Stated problem: Across all the lines below, how many contain the string "name"? Please reply with the number only.

Dataset rows:

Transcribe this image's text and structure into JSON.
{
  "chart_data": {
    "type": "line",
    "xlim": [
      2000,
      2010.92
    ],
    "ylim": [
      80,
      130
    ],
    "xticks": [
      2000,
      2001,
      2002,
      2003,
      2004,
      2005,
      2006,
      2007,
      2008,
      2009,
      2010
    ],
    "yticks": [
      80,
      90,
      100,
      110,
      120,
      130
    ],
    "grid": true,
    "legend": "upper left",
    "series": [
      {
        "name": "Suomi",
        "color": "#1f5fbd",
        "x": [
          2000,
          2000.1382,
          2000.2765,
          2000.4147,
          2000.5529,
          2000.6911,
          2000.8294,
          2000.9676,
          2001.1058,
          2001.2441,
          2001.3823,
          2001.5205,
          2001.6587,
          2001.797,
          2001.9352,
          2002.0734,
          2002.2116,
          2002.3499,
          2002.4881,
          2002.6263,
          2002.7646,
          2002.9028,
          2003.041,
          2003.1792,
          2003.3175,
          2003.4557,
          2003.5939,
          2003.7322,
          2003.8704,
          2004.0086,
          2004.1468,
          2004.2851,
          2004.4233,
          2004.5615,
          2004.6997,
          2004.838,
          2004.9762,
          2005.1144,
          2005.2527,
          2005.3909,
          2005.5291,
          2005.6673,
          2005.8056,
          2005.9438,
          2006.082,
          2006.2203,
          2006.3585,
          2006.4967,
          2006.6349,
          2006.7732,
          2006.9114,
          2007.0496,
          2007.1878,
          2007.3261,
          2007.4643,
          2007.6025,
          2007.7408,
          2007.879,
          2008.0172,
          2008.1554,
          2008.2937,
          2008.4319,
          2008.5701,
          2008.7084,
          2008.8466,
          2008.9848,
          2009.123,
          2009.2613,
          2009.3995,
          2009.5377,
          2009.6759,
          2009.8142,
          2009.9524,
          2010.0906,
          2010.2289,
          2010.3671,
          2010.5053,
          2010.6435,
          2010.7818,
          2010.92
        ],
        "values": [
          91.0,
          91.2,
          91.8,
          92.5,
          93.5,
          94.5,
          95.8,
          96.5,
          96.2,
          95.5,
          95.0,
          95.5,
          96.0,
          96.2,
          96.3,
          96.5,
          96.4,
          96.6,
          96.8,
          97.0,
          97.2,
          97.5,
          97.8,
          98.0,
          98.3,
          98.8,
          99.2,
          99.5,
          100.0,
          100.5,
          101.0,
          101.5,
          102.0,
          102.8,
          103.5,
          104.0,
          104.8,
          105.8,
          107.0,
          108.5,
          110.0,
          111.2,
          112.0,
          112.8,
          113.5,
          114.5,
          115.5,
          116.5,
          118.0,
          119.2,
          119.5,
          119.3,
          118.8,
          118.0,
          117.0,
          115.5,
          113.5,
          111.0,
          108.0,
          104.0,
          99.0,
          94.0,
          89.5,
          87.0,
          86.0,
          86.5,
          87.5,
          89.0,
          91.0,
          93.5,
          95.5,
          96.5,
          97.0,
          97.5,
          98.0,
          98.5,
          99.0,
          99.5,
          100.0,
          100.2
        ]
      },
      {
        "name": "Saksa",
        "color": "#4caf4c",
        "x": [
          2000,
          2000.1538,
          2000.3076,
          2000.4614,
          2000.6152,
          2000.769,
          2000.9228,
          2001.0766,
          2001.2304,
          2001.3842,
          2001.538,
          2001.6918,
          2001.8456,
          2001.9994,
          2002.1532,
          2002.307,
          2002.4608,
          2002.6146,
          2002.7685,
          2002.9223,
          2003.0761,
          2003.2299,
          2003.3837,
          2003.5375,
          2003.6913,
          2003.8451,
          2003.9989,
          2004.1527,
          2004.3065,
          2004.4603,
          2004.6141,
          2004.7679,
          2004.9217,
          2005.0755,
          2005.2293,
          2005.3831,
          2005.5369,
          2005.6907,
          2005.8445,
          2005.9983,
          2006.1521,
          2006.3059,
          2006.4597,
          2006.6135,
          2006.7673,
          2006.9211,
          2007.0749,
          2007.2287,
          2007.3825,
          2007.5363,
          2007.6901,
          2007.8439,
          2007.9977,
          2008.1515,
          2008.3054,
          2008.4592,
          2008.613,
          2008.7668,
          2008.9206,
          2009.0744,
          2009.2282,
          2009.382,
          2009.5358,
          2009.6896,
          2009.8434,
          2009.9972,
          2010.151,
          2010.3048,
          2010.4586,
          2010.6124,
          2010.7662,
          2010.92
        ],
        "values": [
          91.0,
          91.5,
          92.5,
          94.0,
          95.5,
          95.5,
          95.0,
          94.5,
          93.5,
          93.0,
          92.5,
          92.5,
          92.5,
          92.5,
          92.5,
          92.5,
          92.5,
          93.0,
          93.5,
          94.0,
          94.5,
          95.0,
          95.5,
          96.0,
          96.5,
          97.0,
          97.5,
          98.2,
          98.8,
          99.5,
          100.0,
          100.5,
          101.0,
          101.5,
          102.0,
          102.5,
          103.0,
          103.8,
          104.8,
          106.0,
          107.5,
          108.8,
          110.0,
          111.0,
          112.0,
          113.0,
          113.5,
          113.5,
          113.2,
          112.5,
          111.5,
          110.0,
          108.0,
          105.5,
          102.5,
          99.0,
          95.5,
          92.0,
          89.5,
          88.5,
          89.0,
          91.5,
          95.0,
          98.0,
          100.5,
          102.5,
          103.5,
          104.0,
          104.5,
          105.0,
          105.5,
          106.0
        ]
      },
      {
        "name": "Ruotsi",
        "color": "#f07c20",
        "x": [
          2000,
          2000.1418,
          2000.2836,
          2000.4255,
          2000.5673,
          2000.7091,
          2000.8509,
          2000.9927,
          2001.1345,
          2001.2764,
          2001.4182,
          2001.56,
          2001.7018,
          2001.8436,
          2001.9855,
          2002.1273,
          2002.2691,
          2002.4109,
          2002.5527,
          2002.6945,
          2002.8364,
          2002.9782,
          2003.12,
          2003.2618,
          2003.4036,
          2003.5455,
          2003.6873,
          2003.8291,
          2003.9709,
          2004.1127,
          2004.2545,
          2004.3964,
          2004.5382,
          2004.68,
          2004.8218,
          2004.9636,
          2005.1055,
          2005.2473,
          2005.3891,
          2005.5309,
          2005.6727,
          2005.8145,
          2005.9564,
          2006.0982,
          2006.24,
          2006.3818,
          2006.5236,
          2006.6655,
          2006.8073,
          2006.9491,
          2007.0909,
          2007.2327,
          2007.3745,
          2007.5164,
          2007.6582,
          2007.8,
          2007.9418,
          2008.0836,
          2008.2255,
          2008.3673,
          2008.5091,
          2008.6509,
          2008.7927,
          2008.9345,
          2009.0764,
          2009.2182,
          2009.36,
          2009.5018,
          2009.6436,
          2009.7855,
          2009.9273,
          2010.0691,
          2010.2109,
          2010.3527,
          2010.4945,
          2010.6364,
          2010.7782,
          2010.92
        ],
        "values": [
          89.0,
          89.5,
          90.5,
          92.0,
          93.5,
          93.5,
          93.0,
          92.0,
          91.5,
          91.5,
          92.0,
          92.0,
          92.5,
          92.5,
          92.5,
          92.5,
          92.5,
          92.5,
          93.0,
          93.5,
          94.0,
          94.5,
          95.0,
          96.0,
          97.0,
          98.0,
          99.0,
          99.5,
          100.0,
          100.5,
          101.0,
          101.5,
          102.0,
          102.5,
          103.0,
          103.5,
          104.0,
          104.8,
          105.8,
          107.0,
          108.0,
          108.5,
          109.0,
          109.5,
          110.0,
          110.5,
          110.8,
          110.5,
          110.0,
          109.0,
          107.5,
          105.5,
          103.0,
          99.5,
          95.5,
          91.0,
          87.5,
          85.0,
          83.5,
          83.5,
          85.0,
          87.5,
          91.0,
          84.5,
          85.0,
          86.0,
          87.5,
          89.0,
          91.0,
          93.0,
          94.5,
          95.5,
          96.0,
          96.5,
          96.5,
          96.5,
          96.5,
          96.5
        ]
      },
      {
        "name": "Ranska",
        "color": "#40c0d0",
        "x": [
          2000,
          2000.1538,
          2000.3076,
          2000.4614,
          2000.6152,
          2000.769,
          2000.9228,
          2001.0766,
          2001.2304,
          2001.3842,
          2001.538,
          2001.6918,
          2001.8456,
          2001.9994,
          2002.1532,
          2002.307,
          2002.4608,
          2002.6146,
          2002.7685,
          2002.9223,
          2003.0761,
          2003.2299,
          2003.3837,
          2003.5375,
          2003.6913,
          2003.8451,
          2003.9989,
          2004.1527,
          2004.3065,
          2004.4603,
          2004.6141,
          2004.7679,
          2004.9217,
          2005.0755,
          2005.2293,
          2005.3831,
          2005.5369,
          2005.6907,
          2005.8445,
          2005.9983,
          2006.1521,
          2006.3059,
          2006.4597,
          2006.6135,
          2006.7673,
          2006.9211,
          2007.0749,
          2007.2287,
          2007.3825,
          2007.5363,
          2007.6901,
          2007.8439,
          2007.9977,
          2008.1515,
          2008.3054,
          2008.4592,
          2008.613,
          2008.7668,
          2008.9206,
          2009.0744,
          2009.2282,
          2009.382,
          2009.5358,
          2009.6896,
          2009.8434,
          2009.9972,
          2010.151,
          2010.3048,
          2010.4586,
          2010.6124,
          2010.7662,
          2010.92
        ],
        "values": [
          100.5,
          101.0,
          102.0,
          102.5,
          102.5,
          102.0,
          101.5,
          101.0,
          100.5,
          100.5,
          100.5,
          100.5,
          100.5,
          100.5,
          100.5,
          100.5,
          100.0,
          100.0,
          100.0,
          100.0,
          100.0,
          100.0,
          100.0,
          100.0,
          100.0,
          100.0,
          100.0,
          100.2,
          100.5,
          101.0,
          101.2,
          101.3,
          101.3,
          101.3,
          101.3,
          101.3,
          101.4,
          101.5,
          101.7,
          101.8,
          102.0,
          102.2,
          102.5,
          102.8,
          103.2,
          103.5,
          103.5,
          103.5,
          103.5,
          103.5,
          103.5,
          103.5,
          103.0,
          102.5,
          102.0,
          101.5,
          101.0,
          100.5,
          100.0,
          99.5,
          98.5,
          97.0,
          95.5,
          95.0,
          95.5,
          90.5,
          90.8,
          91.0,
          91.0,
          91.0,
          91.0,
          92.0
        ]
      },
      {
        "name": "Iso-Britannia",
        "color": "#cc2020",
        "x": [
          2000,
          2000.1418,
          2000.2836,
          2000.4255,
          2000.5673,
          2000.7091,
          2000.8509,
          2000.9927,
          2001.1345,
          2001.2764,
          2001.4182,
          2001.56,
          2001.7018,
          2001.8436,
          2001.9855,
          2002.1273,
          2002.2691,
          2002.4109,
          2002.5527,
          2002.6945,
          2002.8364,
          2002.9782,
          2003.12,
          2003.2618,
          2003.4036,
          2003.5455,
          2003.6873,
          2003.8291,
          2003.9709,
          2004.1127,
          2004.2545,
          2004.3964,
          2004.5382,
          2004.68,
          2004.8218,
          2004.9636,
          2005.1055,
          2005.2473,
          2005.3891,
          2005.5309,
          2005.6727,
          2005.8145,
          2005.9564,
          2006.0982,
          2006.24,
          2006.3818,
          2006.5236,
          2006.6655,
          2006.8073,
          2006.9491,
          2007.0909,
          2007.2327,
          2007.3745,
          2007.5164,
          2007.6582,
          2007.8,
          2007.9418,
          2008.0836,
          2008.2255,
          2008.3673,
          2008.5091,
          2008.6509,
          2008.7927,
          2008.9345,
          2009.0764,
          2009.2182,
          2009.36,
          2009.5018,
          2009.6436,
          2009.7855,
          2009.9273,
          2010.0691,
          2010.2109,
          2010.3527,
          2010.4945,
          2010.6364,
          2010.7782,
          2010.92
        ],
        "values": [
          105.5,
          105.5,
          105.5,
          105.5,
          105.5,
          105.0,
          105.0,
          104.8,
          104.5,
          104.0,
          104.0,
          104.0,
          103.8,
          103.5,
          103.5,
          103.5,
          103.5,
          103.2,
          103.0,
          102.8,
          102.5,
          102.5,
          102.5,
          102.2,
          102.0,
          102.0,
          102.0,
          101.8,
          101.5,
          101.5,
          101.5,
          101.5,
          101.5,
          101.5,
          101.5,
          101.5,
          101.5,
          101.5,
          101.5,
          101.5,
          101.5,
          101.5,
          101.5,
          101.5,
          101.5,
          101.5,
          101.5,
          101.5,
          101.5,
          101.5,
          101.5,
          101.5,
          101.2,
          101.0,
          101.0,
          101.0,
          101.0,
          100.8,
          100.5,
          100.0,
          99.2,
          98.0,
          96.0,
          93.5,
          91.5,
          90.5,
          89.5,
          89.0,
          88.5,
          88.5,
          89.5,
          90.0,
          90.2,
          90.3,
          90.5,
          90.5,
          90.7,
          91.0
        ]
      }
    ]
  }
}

Problem solution: 5